── Document passage ──

Review: It's kind of pathetic how a nation could deny such horrible acts of inhumanity. I say that it's time that Japan admits its wrong doing and we'll take it from there. What's so wrong with admitting one's wrong doing. Denying it only makes them look worse. For them to deny any wrongdoing is a show of being pathetic and low. I think that it's downright shameful. Good for Iris because she showed the world what really went on.

Rating: 4 stars
Summary: A terrible vicious tragedy, brilliantly revealed.
Review: I had heard of the Rape of Nanking in passing, just another slaughter in a War full of horror. But Iris Chang does what a lot of historical writers fail to do: she reveals enough background to illuminate the principal characters without drowning us in a sea of facts and trivia, and she unfolds the story carefully with attention to detail. So much of history is recounted as just sweeping generalities, as if the teller is familiar with the details, and imagines all others are too. Whenever I read a broad sentence like "The Japanese invaded China", I have a fleeting image of millions of people sitting around a tavern, bored, and someone yells out "Hey, let's invade China!", and everyone rushes out and jumps aboard a waiting ship. Students everywhere are used to having years and decades of history reduced to a single sentence or image. Iris Chang gives us a sense of having witnessed something firsthand. Describing panicked civilians, demoralized troops, bottle-necked excape routes, corrupt and cowardly officials and an advancing enemy with such vividness and insight in the beginning of the book, one is nevertheless shocked at the slaughters' same unblinking treatment. What really chills is the length of time that the killing went on for. This was not a sudden orgy of bloodlust but a systematic, organized, drawn out killing and rape spree that went on for weeks. It was also very well documented by American and German eye witnesses, and I wonder if the rape of Nanking would ever have been believed if only Chinese eyes bore witness. Some may argue over the estimates of people killed or the more elusive details, but there's little doubt that it mostly happened the way it is told here, and the truth is revealed along with the facts.Triumph enough for any history.

───
── Provided material ──

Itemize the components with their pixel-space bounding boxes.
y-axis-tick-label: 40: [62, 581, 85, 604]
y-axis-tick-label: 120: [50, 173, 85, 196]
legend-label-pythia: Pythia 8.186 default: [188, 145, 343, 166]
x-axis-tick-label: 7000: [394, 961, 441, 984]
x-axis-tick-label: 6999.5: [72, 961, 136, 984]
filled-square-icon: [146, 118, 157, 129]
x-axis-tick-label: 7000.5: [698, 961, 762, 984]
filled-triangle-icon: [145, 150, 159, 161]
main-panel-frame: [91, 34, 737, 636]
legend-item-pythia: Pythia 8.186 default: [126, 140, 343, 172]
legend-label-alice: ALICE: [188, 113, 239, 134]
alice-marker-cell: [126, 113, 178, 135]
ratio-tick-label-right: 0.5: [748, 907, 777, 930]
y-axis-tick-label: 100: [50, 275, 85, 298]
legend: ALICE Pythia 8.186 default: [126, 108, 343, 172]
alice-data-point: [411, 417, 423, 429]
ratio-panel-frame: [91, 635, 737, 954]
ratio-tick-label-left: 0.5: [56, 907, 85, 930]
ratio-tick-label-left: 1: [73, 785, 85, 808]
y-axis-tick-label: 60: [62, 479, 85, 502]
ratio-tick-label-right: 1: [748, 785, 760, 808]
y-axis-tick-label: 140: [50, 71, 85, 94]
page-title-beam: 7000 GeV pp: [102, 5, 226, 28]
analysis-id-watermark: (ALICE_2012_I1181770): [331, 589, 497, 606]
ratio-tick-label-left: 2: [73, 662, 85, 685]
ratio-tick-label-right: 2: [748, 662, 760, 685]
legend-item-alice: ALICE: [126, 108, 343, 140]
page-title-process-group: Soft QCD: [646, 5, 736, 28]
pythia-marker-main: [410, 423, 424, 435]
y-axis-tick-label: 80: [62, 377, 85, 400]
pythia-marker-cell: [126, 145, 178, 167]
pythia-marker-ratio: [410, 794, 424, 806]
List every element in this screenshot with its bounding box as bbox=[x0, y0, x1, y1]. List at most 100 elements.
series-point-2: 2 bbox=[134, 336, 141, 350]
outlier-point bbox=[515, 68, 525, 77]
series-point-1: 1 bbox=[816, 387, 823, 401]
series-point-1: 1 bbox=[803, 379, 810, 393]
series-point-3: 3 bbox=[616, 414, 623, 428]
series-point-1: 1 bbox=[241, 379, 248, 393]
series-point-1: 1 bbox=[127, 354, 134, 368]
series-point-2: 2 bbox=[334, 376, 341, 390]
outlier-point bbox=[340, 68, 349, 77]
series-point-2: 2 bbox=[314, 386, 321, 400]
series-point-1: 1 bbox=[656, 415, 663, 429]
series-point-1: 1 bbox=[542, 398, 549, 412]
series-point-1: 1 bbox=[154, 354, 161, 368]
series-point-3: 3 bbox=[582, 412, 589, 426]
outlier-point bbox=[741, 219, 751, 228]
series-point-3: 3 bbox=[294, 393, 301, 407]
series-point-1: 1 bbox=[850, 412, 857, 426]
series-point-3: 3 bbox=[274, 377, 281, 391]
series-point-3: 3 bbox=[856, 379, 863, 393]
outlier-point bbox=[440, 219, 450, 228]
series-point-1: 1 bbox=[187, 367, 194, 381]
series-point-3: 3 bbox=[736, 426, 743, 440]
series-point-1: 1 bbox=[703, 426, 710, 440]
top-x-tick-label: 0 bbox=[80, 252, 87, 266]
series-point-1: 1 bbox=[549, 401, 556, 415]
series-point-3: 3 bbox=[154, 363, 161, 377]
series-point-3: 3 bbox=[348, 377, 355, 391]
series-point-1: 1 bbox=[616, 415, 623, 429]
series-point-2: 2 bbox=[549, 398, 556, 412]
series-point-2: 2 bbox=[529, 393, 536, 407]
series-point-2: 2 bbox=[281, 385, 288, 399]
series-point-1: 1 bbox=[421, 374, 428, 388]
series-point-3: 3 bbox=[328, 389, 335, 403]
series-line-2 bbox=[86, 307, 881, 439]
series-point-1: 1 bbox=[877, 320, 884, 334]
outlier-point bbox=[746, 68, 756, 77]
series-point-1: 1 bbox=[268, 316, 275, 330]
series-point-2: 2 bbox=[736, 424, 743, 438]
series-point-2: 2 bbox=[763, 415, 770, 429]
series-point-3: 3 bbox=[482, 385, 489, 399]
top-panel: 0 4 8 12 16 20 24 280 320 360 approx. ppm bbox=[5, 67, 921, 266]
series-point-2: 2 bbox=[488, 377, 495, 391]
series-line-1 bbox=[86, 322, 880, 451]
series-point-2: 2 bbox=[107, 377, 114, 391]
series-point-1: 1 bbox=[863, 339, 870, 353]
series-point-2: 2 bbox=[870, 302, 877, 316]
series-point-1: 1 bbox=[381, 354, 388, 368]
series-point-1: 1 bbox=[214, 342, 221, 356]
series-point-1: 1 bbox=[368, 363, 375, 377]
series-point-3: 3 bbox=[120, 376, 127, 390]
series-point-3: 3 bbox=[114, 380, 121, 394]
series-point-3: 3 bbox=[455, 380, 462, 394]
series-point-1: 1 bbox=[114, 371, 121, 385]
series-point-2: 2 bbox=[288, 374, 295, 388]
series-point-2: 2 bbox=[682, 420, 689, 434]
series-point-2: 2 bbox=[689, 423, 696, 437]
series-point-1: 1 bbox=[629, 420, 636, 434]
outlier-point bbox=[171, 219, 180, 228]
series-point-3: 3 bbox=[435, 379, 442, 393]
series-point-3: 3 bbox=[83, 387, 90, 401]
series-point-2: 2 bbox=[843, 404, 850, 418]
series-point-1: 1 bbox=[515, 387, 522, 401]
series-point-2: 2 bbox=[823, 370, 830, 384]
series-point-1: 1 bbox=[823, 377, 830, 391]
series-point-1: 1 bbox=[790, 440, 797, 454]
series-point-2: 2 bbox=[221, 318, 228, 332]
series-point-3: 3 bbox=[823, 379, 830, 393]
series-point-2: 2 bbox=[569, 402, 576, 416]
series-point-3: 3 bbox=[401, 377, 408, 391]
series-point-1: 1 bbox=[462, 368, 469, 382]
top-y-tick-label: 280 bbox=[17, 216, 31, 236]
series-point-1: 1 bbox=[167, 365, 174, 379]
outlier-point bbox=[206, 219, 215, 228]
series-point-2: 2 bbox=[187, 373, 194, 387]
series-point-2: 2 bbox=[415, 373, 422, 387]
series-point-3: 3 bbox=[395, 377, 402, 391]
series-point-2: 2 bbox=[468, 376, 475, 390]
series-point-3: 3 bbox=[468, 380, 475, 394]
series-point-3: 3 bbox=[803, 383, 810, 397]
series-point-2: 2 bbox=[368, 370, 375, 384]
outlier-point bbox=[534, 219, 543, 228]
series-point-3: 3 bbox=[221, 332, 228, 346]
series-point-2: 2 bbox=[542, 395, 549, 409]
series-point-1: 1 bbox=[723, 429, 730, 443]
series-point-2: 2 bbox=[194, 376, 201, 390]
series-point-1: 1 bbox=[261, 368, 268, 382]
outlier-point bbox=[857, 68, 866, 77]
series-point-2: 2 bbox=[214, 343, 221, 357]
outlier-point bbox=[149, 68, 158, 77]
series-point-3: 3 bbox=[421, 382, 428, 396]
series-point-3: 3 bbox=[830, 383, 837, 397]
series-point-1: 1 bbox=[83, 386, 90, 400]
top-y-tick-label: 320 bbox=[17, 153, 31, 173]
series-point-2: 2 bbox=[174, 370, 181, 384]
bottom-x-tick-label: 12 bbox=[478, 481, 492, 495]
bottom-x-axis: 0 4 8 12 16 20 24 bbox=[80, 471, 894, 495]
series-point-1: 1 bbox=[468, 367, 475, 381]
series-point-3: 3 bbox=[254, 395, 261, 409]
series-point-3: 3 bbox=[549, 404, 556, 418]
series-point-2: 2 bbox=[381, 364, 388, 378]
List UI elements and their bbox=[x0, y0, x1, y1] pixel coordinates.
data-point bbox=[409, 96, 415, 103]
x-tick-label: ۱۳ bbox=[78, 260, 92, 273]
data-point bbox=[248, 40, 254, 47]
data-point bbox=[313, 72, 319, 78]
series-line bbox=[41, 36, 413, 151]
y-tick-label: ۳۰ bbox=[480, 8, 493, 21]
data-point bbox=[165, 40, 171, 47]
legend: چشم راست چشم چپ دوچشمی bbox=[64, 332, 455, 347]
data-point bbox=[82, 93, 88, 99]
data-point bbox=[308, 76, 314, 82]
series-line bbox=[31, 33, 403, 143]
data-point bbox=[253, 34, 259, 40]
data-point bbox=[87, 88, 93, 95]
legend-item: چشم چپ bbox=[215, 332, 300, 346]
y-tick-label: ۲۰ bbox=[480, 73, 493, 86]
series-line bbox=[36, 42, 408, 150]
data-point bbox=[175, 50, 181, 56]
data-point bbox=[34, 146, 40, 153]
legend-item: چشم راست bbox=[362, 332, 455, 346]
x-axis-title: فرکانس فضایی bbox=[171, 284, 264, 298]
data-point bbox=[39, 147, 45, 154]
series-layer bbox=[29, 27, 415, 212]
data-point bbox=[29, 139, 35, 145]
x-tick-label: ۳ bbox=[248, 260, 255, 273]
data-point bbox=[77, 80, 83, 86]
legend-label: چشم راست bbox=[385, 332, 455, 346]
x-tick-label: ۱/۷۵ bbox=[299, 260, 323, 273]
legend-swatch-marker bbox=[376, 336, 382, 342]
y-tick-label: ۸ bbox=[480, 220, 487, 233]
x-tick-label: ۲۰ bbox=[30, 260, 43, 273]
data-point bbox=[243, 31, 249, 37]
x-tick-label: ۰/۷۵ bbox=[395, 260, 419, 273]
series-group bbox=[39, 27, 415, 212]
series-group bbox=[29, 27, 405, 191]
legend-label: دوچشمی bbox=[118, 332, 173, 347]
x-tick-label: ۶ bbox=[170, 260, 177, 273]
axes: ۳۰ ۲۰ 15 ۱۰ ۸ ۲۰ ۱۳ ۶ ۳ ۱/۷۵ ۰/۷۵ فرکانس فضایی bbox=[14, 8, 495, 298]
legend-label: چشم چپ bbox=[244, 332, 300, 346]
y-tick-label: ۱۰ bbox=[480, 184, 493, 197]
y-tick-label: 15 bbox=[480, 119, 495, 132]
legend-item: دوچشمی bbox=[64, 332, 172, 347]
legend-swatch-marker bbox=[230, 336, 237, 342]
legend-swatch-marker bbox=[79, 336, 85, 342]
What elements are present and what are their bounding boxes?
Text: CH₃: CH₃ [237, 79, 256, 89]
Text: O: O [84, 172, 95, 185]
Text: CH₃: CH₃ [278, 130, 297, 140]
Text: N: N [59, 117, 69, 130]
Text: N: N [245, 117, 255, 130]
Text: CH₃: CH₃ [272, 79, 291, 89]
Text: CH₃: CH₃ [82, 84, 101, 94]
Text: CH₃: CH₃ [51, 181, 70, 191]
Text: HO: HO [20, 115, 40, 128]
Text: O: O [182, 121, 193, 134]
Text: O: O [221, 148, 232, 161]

───

> Given problem: Please quote the book reviews word for word, starting at "Review: It's kind" and ending at "tragedy, brilliantly revealed.".

> Answer for the task:
Review: It's kind of pathetic how a nation could deny such horrible acts of inhumanity. I say that it's time that Japan admits its wrong doing and we'll take it from there. What's so wrong with admitting one's wrong doing. Denying it only makes them look worse. For them to deny any wrongdoing is a show of being pathetic and low. I think that it's downright shameful. Good for Iris because she showed the world what really went on.

Rating: 4 stars
Summary: A terrible vicious tragedy, brilliantly revealed.